**Goal:**
Identify all lines in the data containing the string "this". Copy them out.

**Exercise materials:**

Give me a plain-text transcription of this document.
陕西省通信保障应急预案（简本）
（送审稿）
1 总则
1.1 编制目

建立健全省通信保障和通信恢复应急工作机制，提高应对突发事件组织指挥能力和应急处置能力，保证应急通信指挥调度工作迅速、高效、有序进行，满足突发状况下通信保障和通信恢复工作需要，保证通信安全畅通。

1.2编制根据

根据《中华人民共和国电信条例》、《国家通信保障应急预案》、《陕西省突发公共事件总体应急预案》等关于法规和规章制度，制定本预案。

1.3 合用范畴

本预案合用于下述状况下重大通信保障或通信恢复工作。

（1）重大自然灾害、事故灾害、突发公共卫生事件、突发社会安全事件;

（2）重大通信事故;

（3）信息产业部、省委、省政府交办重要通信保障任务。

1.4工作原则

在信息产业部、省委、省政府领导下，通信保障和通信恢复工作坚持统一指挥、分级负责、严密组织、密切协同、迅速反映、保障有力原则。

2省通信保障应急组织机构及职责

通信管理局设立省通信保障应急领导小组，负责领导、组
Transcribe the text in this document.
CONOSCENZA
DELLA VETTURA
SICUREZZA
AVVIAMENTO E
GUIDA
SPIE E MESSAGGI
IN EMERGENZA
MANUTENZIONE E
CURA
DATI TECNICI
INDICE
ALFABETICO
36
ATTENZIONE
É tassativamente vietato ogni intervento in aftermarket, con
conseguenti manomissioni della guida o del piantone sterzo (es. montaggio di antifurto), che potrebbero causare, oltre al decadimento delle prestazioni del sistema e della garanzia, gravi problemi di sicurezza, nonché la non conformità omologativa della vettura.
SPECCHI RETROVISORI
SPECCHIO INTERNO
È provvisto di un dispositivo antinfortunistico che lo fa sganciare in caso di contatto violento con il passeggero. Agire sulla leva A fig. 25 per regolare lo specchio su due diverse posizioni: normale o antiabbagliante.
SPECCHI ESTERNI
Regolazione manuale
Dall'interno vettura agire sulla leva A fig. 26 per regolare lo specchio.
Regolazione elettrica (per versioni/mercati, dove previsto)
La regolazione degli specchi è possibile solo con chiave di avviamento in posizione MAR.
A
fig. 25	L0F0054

**Full solution:**
Give me a plain-text transcription of this document.
Transcribe the text in this document.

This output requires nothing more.